[Directions]:
Reproduce each of the entries below word for word, omitting the pictures.

[Data excerpts]:
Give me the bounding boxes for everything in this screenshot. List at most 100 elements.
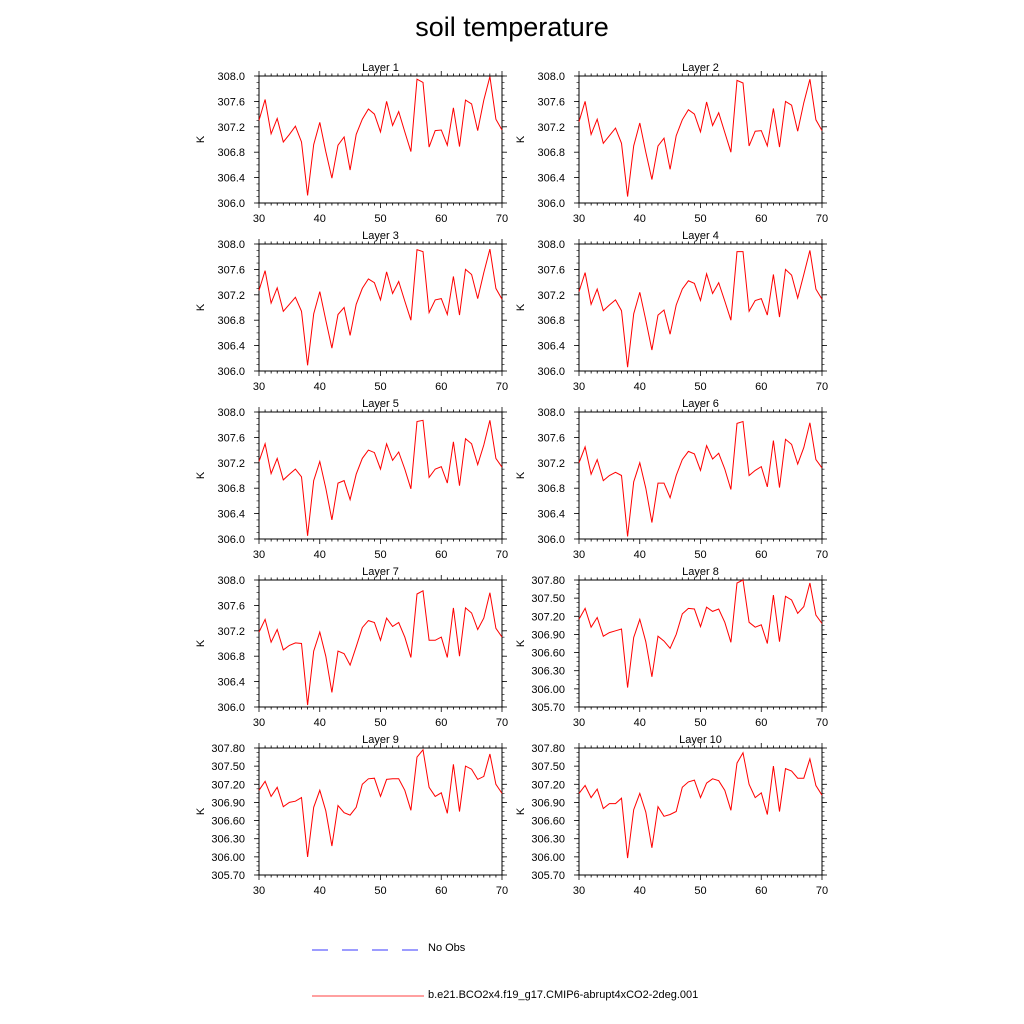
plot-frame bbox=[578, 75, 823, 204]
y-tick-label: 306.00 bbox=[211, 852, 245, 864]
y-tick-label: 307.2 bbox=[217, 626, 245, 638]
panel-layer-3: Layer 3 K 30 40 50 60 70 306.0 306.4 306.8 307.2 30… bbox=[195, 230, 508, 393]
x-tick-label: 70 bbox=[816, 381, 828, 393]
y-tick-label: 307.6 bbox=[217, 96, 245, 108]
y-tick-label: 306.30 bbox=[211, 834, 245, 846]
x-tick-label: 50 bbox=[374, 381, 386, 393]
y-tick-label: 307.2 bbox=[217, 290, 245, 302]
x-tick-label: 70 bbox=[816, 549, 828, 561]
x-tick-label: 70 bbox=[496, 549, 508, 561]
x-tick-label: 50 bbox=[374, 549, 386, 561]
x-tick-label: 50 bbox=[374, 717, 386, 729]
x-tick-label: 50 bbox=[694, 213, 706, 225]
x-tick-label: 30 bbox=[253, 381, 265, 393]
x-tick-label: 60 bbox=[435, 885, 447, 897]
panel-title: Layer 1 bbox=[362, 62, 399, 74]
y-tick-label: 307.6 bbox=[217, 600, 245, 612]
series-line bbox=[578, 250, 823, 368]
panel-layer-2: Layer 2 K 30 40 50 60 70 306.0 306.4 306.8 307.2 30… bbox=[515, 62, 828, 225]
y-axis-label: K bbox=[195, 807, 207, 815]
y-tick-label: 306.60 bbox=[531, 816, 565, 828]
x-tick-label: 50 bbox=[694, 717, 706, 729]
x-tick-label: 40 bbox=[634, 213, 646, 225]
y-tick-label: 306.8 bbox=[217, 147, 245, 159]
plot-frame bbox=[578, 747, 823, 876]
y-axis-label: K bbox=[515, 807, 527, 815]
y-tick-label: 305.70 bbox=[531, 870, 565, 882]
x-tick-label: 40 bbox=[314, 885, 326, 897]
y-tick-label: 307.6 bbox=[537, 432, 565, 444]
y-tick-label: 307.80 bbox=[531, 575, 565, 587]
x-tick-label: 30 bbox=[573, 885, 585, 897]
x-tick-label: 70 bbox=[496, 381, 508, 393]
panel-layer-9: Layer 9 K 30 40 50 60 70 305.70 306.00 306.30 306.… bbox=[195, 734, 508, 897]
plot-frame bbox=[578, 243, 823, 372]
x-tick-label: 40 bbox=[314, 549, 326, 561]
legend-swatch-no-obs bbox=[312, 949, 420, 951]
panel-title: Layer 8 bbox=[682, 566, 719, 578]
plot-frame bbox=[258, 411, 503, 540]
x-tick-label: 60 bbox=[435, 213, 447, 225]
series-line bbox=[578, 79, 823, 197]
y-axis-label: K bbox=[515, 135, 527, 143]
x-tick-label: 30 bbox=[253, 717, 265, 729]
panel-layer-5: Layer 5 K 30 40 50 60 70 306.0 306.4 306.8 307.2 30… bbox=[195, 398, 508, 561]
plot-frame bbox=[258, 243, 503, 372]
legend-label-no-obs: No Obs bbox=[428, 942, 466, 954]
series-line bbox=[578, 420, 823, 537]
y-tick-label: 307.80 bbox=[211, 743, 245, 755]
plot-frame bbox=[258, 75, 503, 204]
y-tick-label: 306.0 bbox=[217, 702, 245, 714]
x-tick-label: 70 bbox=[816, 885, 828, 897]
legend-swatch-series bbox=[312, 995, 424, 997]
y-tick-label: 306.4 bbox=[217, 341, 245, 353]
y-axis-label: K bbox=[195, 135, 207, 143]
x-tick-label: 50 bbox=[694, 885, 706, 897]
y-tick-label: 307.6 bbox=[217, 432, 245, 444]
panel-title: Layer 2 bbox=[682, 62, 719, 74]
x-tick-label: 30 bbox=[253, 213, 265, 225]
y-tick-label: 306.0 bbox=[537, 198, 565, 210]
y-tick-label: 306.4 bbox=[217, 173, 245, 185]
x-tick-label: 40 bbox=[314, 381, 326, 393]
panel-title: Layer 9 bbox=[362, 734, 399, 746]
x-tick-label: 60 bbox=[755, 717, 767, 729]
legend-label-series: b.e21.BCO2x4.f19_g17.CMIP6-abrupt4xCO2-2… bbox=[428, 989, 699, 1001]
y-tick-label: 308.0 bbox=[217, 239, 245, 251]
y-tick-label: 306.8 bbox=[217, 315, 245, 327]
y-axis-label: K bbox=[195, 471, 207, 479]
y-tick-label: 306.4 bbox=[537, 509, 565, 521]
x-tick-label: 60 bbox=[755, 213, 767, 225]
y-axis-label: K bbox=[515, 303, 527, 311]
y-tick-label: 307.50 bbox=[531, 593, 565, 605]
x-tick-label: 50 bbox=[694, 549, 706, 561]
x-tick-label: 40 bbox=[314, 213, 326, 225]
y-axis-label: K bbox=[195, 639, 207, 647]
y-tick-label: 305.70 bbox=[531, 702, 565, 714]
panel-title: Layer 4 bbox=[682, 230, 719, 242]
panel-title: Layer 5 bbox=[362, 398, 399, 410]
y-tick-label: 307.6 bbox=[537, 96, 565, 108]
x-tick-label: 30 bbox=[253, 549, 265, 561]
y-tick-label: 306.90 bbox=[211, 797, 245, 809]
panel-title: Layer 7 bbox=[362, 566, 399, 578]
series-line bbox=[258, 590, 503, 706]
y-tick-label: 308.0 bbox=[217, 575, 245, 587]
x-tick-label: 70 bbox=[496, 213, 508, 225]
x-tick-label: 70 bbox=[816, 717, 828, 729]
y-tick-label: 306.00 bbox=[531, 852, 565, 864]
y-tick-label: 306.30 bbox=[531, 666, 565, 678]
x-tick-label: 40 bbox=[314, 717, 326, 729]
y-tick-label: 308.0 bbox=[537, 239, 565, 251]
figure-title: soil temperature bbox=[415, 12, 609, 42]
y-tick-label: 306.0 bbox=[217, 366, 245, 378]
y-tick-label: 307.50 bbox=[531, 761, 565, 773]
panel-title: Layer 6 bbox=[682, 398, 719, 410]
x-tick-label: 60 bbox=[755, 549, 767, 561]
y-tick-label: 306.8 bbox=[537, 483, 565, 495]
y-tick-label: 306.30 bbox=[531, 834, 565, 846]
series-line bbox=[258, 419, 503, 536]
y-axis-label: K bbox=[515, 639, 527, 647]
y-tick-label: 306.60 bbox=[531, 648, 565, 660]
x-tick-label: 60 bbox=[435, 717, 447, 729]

[Reply]:
Give me the bounding boxes for everything in this screenshot. List at most 100 elements.
plot-frame bbox=[578, 75, 823, 204]
y-tick-label: 306.00 bbox=[211, 852, 245, 864]
y-tick-label: 307.2 bbox=[217, 626, 245, 638]
panel-layer-3: Layer 3 K 30 40 50 60 70 306.0 306.4 306.8 307.2 30… bbox=[195, 230, 508, 393]
x-tick-label: 70 bbox=[816, 381, 828, 393]
y-tick-label: 307.6 bbox=[217, 96, 245, 108]
y-tick-label: 306.30 bbox=[211, 834, 245, 846]
x-tick-label: 50 bbox=[374, 381, 386, 393]
y-tick-label: 307.2 bbox=[217, 290, 245, 302]
x-tick-label: 70 bbox=[816, 549, 828, 561]
x-tick-label: 70 bbox=[496, 549, 508, 561]
x-tick-label: 50 bbox=[374, 549, 386, 561]
x-tick-label: 50 bbox=[374, 717, 386, 729]
x-tick-label: 50 bbox=[694, 213, 706, 225]
x-tick-label: 30 bbox=[253, 381, 265, 393]
x-tick-label: 60 bbox=[435, 885, 447, 897]
panel-title: Layer 1 bbox=[362, 62, 399, 74]
y-tick-label: 307.6 bbox=[217, 600, 245, 612]
series-line bbox=[578, 250, 823, 368]
panel-layer-2: Layer 2 K 30 40 50 60 70 306.0 306.4 306.8 307.2 30… bbox=[515, 62, 828, 225]
y-axis-label: K bbox=[195, 807, 207, 815]
y-tick-label: 306.60 bbox=[531, 816, 565, 828]
x-tick-label: 50 bbox=[694, 717, 706, 729]
x-tick-label: 40 bbox=[634, 213, 646, 225]
y-tick-label: 306.8 bbox=[217, 147, 245, 159]
plot-frame bbox=[578, 747, 823, 876]
y-axis-label: K bbox=[515, 807, 527, 815]
y-tick-label: 305.70 bbox=[531, 870, 565, 882]
x-tick-label: 40 bbox=[314, 885, 326, 897]
y-tick-label: 307.6 bbox=[537, 432, 565, 444]
y-tick-label: 307.80 bbox=[531, 575, 565, 587]
x-tick-label: 30 bbox=[573, 885, 585, 897]
x-tick-label: 70 bbox=[496, 381, 508, 393]
panel-layer-9: Layer 9 K 30 40 50 60 70 305.70 306.00 306.30 306.… bbox=[195, 734, 508, 897]
plot-frame bbox=[578, 243, 823, 372]
x-tick-label: 40 bbox=[314, 549, 326, 561]
legend-swatch-no-obs bbox=[312, 949, 420, 951]
panel-title: Layer 8 bbox=[682, 566, 719, 578]
plot-frame bbox=[258, 411, 503, 540]
x-tick-label: 60 bbox=[435, 213, 447, 225]
series-line bbox=[578, 79, 823, 197]
y-axis-label: K bbox=[515, 135, 527, 143]
x-tick-label: 30 bbox=[253, 717, 265, 729]
panel-layer-5: Layer 5 K 30 40 50 60 70 306.0 306.4 306.8 307.2 30… bbox=[195, 398, 508, 561]
plot-frame bbox=[258, 243, 503, 372]
legend-label-no-obs: No Obs bbox=[428, 942, 466, 954]
series-line bbox=[578, 420, 823, 537]
y-tick-label: 307.80 bbox=[211, 743, 245, 755]
plot-frame bbox=[258, 75, 503, 204]
y-tick-label: 306.0 bbox=[217, 702, 245, 714]
x-tick-label: 70 bbox=[816, 885, 828, 897]
legend-swatch-series bbox=[312, 995, 424, 997]
y-tick-label: 306.4 bbox=[217, 341, 245, 353]
y-axis-label: K bbox=[195, 135, 207, 143]
x-tick-label: 50 bbox=[694, 885, 706, 897]
y-tick-label: 307.6 bbox=[217, 432, 245, 444]
panel-title: Layer 2 bbox=[682, 62, 719, 74]
x-tick-label: 30 bbox=[253, 213, 265, 225]
y-tick-label: 306.0 bbox=[537, 198, 565, 210]
y-tick-label: 306.4 bbox=[217, 173, 245, 185]
x-tick-label: 40 bbox=[314, 381, 326, 393]
panel-title: Layer 9 bbox=[362, 734, 399, 746]
x-tick-label: 60 bbox=[755, 717, 767, 729]
legend-label-series: b.e21.BCO2x4.f19_g17.CMIP6-abrupt4xCO2-2… bbox=[428, 989, 699, 1001]
y-tick-label: 308.0 bbox=[217, 239, 245, 251]
y-tick-label: 306.8 bbox=[217, 315, 245, 327]
y-axis-label: K bbox=[195, 471, 207, 479]
y-tick-label: 306.4 bbox=[537, 509, 565, 521]
x-tick-label: 60 bbox=[755, 213, 767, 225]
y-axis-label: K bbox=[515, 303, 527, 311]
y-tick-label: 307.50 bbox=[531, 593, 565, 605]
x-tick-label: 50 bbox=[694, 549, 706, 561]
x-tick-label: 40 bbox=[314, 213, 326, 225]
y-axis-label: K bbox=[195, 639, 207, 647]
y-tick-label: 305.70 bbox=[531, 702, 565, 714]
panel-title: Layer 4 bbox=[682, 230, 719, 242]
panel-title: Layer 5 bbox=[362, 398, 399, 410]
y-tick-label: 307.6 bbox=[537, 96, 565, 108]
x-tick-label: 30 bbox=[253, 549, 265, 561]
y-tick-label: 306.90 bbox=[211, 797, 245, 809]
panel-title: Layer 7 bbox=[362, 566, 399, 578]
series-line bbox=[258, 590, 503, 706]
y-tick-label: 308.0 bbox=[217, 575, 245, 587]
x-tick-label: 70 bbox=[496, 213, 508, 225]
x-tick-label: 70 bbox=[816, 717, 828, 729]
y-tick-label: 306.00 bbox=[531, 852, 565, 864]
y-tick-label: 306.30 bbox=[531, 666, 565, 678]
x-tick-label: 40 bbox=[314, 717, 326, 729]
y-tick-label: 308.0 bbox=[537, 239, 565, 251]
figure-title: soil temperature bbox=[415, 12, 609, 42]
y-tick-label: 306.0 bbox=[217, 366, 245, 378]
y-tick-label: 307.50 bbox=[531, 761, 565, 773]
panel-title: Layer 6 bbox=[682, 398, 719, 410]
x-tick-label: 60 bbox=[755, 549, 767, 561]
y-tick-label: 306.8 bbox=[537, 483, 565, 495]
y-tick-label: 306.30 bbox=[531, 834, 565, 846]
series-line bbox=[258, 419, 503, 536]
y-axis-label: K bbox=[515, 639, 527, 647]
y-tick-label: 306.60 bbox=[531, 648, 565, 660]
x-tick-label: 60 bbox=[435, 717, 447, 729]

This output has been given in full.